Perdidas e desaustinadas
Há igualmente um tom de desconcerto ancorado no esbatimento entre as dimensões privada e pública de Los Nadadores Nocturnos. Na apresentação das personagens como concorrentes de um reality-show encontramos sobretudo um desejo desesperado de aceitação – descrevendo-se como seres “normais e razoáveis” para desde logo derrubar barreiras e anunciar as expectativas de pais, professores e chefes a que pretendem dedicar-se. “O ser humano está condenado a viver em sociedade para poder sobreviver”, responde Carlota Ferrer, “mas paradoxalmente criamos sociedades cada vez mais desumanizadas onde cada um se sente sozinho. E busca o amor desesperadamente.” Daí que Mora e Ferrer, trabalhando em conjunto, tenham decidido expandir a ideia inicial de monólogo de um “actor que de noite manifestava com veemência o seu mal-estar com o tempo em que vivemos, sendo muito crítico da política actual e do capitalismo”, uma ideia construída pelo autor a partir de recolhas daquilo que se passa em Madrid, do que os amigos lhe contam, das notícias dos jornais e dos escritos nas paredes de uma cidade que pôs "à venda" os nomes das suas praças mais emblemáticas, agora dispostas a albergar o nome de uma empresa na sua designação oficial. Não é ficção: a Puerta del Sol foi renomeada como [inserir operador de telecomunicações] Sol durante uns tempos. Em vez de uma única personagem, dramaturgo e encenadora criaram assim sete, deixando-as ainda mais perdidas e desaustinadas na sua solidão diante dos outros.

**Dados extraídos**
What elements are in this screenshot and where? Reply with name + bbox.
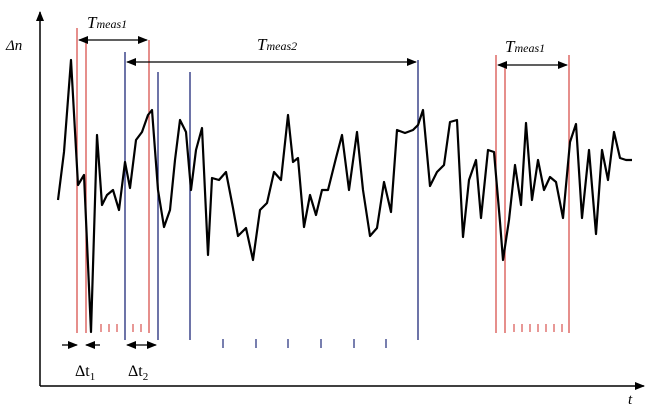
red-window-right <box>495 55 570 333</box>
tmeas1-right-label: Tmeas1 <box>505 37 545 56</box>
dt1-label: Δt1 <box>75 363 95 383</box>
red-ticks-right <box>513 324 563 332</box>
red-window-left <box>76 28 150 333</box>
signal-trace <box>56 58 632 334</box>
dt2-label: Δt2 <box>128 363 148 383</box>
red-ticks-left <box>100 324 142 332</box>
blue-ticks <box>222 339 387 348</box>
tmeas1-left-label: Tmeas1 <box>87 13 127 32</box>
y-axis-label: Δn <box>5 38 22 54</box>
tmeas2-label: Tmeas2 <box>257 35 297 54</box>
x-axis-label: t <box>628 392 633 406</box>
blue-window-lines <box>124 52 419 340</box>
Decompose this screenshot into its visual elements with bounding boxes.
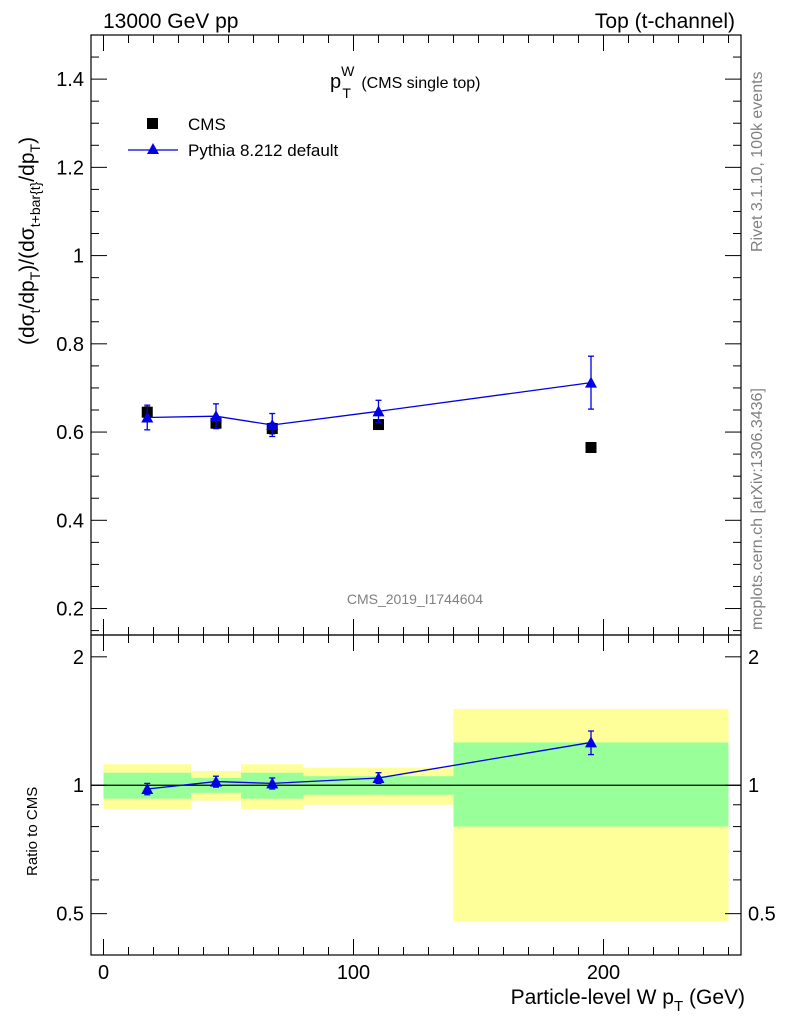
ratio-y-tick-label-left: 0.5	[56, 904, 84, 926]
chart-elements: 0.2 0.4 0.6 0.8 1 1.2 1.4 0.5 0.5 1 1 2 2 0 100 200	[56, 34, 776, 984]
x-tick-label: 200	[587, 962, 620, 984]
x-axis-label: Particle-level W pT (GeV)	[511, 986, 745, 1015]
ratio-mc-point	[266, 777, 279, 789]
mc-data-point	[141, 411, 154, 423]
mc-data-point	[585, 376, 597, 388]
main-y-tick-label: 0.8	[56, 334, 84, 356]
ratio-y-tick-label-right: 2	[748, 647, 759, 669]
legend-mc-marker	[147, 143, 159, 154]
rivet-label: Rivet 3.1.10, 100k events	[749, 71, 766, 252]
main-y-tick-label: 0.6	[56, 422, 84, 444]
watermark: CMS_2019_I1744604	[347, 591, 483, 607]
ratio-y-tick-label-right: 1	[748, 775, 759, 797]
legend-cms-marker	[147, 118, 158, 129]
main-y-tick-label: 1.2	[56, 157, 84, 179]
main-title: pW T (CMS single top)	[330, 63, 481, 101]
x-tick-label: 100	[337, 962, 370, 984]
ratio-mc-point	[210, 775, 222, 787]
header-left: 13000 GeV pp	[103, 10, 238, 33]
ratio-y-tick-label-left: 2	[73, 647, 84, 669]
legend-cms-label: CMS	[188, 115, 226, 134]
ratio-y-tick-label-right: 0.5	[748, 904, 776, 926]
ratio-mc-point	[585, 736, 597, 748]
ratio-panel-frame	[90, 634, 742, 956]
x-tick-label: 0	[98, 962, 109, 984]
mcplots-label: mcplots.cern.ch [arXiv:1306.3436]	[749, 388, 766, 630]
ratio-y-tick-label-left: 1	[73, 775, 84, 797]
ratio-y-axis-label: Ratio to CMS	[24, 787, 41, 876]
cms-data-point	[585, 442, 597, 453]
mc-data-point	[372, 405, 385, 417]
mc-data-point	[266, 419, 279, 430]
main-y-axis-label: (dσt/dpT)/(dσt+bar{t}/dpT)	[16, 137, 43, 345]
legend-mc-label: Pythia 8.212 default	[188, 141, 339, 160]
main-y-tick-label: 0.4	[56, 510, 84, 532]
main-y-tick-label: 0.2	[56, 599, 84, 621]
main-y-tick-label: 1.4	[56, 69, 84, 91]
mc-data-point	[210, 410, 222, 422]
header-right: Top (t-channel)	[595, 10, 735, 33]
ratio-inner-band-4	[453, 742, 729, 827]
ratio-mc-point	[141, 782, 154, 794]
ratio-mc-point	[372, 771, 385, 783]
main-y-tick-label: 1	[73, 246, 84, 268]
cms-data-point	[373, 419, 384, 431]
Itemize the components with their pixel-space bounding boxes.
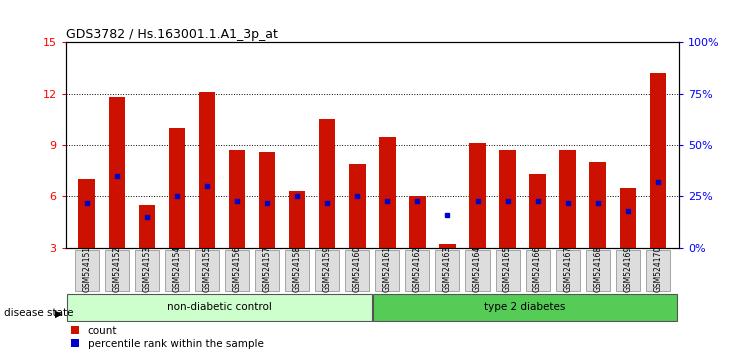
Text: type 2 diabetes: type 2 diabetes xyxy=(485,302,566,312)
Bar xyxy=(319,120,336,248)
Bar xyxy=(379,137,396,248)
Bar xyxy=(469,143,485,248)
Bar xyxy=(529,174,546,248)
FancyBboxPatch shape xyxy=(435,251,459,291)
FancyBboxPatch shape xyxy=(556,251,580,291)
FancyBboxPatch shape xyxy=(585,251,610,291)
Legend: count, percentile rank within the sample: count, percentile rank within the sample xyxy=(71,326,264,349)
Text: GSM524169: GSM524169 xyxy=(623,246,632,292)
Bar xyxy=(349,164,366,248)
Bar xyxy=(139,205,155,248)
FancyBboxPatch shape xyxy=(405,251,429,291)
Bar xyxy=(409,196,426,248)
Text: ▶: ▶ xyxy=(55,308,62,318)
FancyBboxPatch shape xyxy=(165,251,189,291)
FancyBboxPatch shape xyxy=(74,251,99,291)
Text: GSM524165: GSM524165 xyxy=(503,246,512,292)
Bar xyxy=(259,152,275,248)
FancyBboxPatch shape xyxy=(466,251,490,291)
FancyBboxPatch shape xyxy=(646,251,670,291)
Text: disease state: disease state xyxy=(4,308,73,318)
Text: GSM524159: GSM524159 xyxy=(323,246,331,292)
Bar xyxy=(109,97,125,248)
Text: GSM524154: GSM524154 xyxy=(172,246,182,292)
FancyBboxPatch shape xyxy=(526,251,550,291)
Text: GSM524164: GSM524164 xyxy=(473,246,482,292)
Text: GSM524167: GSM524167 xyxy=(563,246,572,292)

**Tarefa 1**
Responda, com base no artigo sobre Los Nadadores Nocturnos:
(a) Como se descrevem as personagens quando se apresentam como concorrentes de um reality-show?
(b) Segundo Carlota Ferrer, a que está condenado o ser humano?
(c) Quantas personagens criaram o dramaturgo e a encenadora em vez de uma única?
**Tarefa 2**
Dê seguimento ao artigo sobre Los Nadadores Nocturnos a partir da sua última frase.

**Resultado 1**
(a) Como seres "normais e razoáveis".
(b) A viver em sociedade para poder sobreviver.
(c) Sete.

**Resultado 2**
Sob a máscara do exagero, do surrealismo e da excentricidade, López Antuñano vê no imenso fulgor do teatro espanhol contemporâneo uma menor dissensão da realidade do que em tempos anteriores. “O dramaturgo enfrenta a sociedade de dois modos”, caracteriza. “A partir de uma situação auto-referencial, insere-se numa sociedade que não partilha e o oprime; ou então tenta reflectir situações que afectam colectivos sociais, imersos na actualidade espanhola. O teatro político desapareceu em grande medida. São poucos os autores que abordam o compromisso político na sua escrita dramática. Quando há compromisso, é mais social ou existencial.” E mesmo quando esse compromisso vem à tona, faz-se acompanhar frequentemente da ironia. É esse o combustível que permite avançar por caminhos misteriosos, sem garantia de destino certo, mas nos quais, garante Carlota Ferrer, muitas vezes se descobre ouro.